* [OBJECTIVE] Find each line with the string "файла" and report it.

* [THE DATA]

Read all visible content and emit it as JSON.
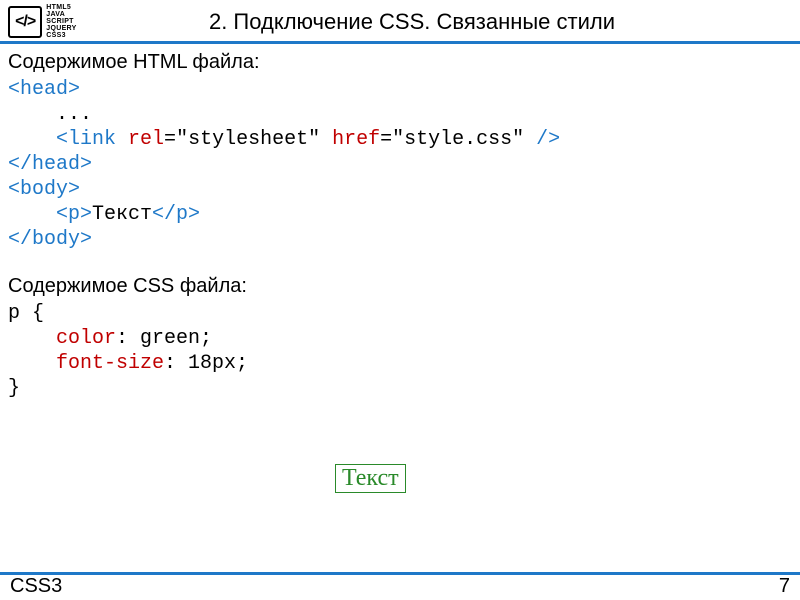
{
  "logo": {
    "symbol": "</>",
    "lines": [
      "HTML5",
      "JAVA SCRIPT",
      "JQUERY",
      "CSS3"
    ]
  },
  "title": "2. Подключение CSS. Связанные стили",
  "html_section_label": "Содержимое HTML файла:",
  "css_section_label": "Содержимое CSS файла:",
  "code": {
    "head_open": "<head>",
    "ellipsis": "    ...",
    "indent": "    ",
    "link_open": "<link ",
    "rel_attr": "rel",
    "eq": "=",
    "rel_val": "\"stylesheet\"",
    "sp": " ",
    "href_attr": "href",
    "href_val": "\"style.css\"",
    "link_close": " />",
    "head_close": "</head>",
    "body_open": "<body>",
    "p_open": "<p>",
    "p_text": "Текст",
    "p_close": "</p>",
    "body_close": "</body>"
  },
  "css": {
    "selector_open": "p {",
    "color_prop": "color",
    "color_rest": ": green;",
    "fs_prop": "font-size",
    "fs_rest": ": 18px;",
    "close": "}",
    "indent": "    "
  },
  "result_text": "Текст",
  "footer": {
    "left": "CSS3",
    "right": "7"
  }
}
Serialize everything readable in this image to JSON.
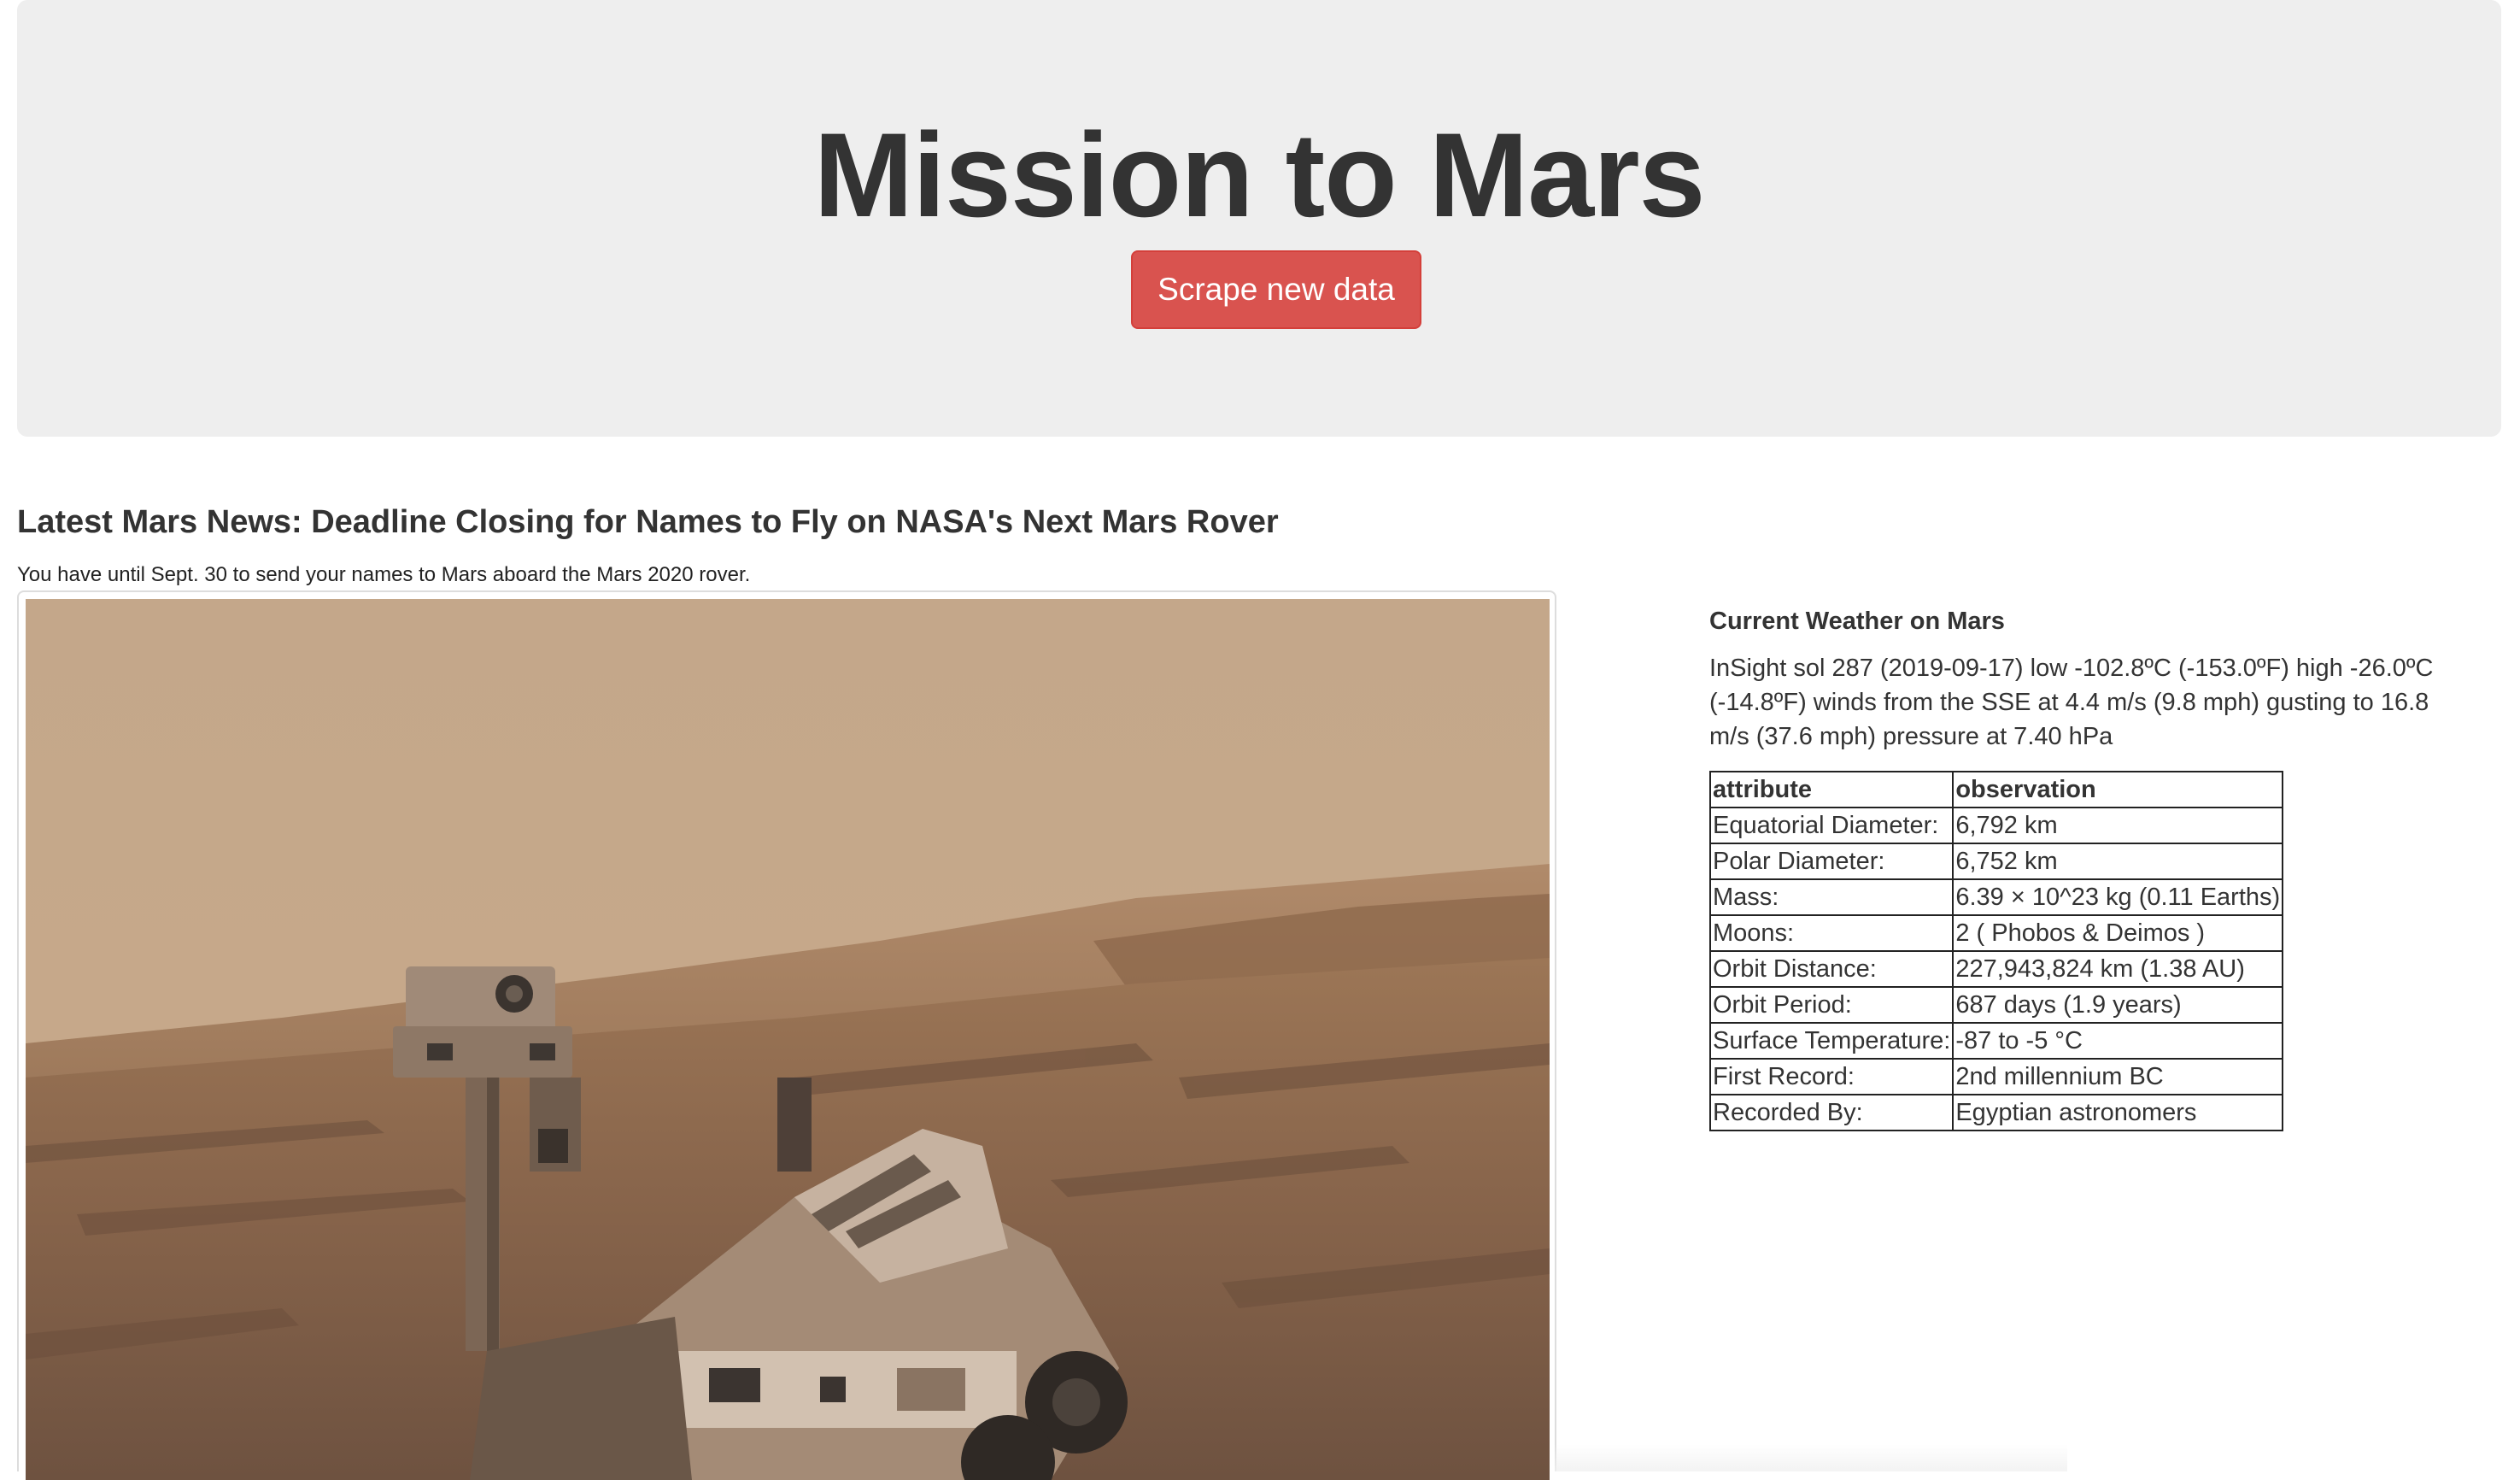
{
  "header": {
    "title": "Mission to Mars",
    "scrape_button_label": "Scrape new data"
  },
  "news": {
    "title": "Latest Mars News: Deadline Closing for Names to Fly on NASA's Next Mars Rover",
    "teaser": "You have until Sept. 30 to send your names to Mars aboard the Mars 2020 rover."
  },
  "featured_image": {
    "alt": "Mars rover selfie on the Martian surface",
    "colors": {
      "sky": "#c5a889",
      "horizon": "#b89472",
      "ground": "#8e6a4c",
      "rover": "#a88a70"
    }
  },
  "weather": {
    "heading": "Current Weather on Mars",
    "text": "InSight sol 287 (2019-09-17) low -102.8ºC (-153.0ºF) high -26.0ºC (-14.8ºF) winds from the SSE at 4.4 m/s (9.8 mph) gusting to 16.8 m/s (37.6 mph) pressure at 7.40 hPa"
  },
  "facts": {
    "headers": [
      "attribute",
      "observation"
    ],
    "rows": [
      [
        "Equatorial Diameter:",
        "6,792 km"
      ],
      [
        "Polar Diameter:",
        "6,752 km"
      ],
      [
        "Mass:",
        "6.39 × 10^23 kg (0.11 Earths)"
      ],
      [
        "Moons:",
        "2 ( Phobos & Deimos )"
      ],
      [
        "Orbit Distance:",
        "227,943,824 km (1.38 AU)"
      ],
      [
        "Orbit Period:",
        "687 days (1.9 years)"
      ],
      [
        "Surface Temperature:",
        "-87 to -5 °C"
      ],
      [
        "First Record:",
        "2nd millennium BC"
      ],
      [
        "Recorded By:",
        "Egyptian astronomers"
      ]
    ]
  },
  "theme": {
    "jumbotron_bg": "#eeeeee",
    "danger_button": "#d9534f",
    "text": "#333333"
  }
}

* [RESULT OF THIS EXERCISE]
  "html_section_label": "Содержимое HTML файла:",
  "css_section_label": "Содержимое CSS файла:",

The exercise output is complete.